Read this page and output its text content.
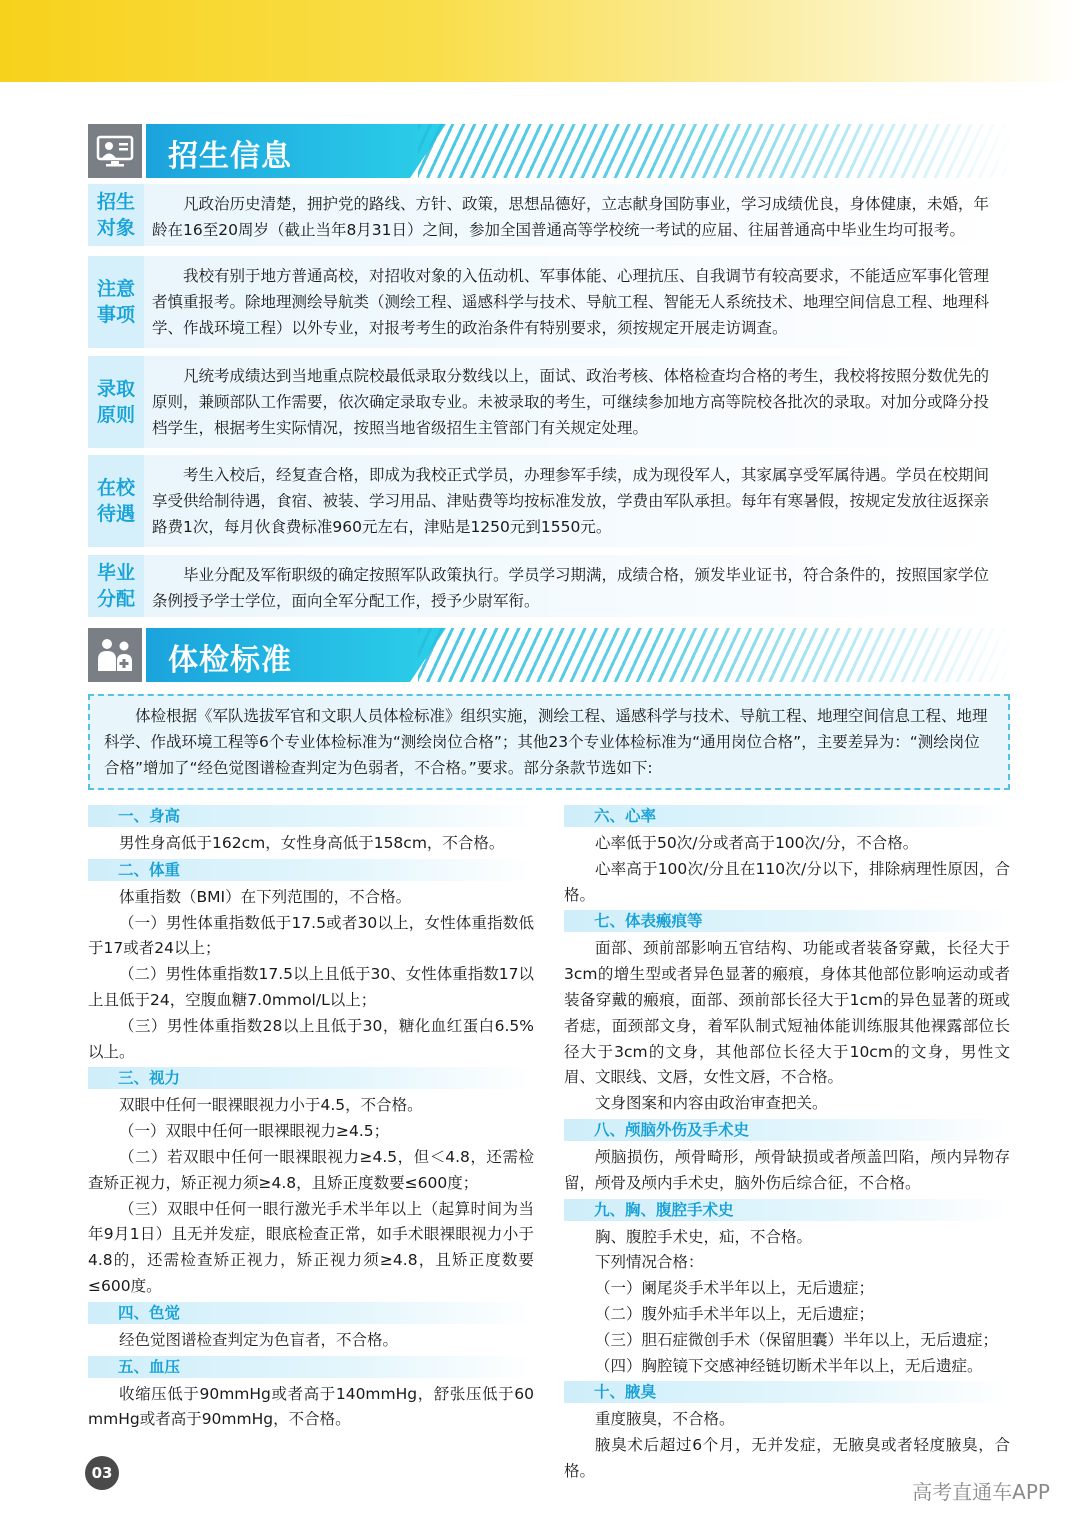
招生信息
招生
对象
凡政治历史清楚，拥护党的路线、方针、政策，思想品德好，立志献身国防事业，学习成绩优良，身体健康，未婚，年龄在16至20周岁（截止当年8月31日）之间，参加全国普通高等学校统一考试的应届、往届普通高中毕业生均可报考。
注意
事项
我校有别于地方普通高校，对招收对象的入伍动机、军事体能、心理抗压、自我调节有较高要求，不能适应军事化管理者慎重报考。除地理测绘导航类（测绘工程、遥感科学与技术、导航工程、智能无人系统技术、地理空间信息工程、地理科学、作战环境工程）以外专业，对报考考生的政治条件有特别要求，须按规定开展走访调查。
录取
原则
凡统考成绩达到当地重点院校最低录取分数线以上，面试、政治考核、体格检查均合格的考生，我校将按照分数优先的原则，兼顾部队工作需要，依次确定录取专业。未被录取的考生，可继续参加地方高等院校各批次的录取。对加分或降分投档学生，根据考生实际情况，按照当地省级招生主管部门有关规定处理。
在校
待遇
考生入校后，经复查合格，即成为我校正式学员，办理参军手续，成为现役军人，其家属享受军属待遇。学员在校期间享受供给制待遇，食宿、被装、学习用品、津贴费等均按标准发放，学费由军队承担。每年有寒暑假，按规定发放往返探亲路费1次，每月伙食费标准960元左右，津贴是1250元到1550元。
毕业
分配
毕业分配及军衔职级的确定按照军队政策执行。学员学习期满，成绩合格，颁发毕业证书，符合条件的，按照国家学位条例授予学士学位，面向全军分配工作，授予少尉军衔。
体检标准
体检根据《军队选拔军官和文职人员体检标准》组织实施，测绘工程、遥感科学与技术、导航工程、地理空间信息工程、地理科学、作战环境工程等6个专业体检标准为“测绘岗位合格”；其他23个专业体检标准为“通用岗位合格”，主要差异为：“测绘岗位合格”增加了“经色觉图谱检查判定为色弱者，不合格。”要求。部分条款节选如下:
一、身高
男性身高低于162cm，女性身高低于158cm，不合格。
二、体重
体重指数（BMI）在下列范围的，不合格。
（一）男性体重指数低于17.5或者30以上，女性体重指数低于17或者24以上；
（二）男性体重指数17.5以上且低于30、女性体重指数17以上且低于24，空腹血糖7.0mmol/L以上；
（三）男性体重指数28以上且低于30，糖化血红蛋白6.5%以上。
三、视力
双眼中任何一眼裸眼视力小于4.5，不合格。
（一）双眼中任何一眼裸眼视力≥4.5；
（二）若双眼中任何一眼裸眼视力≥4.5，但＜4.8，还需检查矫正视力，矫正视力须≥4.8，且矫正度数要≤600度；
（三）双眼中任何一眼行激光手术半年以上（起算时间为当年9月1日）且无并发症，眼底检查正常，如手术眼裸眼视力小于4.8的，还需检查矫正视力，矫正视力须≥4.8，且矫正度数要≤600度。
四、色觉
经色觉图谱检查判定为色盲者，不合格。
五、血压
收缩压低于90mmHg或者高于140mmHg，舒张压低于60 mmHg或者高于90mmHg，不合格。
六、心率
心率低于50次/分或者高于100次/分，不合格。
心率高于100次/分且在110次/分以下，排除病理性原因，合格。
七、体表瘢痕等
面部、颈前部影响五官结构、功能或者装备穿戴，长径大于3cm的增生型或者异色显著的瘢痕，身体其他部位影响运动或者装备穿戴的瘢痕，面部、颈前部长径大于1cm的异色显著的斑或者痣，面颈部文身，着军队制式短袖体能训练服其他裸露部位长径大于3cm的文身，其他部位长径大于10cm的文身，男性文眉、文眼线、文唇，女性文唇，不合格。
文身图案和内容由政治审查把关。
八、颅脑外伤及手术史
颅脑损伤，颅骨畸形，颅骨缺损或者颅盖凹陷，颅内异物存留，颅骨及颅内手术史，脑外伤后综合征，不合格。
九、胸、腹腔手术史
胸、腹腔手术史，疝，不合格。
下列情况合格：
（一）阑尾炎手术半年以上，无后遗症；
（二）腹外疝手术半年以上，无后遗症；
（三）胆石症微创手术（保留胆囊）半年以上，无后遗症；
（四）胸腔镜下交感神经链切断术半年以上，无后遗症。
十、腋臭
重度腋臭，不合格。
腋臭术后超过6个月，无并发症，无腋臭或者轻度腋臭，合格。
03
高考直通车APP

--

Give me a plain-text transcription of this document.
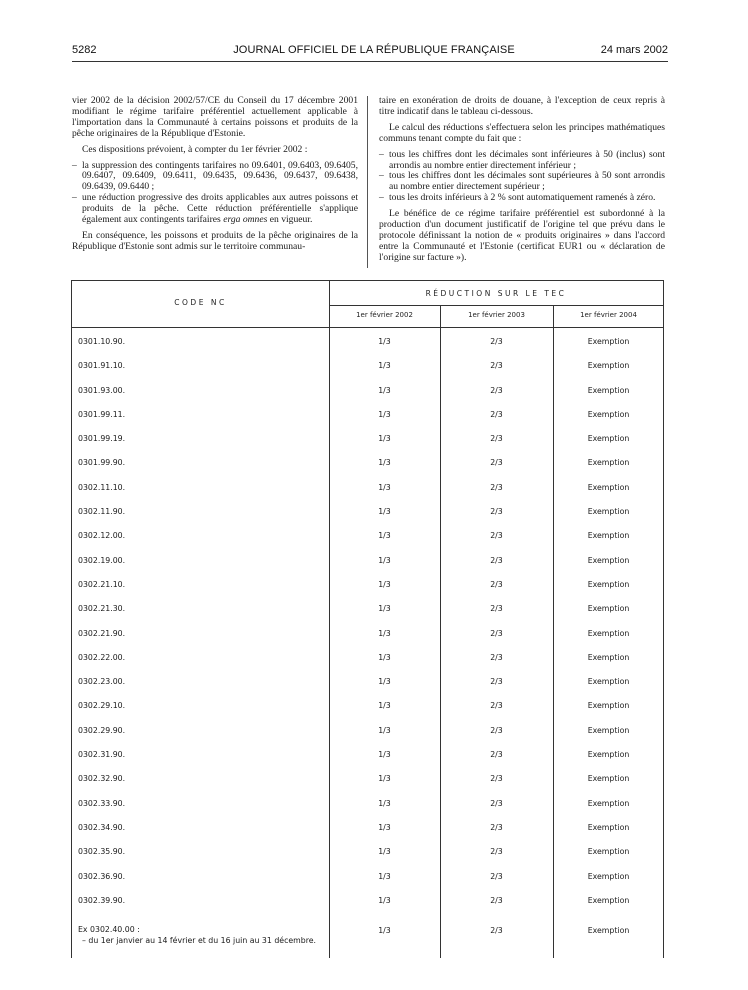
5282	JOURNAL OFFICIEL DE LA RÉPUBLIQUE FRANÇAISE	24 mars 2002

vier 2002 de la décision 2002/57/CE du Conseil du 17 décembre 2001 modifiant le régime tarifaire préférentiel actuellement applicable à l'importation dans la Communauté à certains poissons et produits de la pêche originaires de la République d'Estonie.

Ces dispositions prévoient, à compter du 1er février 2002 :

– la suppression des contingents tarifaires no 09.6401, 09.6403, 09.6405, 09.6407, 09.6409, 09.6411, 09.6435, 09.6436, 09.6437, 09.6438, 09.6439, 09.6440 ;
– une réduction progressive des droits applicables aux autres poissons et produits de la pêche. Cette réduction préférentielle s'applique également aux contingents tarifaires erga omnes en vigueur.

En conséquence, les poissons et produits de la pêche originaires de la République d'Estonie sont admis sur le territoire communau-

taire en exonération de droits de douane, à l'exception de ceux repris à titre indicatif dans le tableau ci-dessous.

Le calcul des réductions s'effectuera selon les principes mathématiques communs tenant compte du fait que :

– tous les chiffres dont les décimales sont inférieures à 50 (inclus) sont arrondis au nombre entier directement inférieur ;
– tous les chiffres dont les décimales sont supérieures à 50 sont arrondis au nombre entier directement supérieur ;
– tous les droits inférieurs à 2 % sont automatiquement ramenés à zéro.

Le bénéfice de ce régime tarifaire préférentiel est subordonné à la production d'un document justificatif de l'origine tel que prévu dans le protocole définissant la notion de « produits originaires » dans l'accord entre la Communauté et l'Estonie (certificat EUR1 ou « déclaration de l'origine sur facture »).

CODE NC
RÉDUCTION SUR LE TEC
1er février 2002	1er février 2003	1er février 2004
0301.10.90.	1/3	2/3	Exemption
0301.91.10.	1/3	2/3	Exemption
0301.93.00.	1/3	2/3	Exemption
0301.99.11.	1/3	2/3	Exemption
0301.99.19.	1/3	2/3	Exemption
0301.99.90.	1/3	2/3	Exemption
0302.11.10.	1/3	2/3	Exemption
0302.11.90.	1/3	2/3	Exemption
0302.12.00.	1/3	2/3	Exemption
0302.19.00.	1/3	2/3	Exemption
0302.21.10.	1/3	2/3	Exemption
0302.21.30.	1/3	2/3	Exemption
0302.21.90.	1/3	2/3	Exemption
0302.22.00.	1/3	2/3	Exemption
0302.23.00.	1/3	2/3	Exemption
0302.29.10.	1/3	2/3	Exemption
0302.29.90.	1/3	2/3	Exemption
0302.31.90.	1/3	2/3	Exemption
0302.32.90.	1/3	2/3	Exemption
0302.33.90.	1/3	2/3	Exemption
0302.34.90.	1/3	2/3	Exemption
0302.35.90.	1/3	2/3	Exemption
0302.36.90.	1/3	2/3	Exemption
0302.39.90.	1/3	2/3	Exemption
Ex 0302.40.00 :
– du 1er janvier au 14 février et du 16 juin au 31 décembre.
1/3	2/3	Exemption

> [Exercise description]
Reply with nothing but a number: how many lines of the entries above contain the string "février"?

> [Result]
3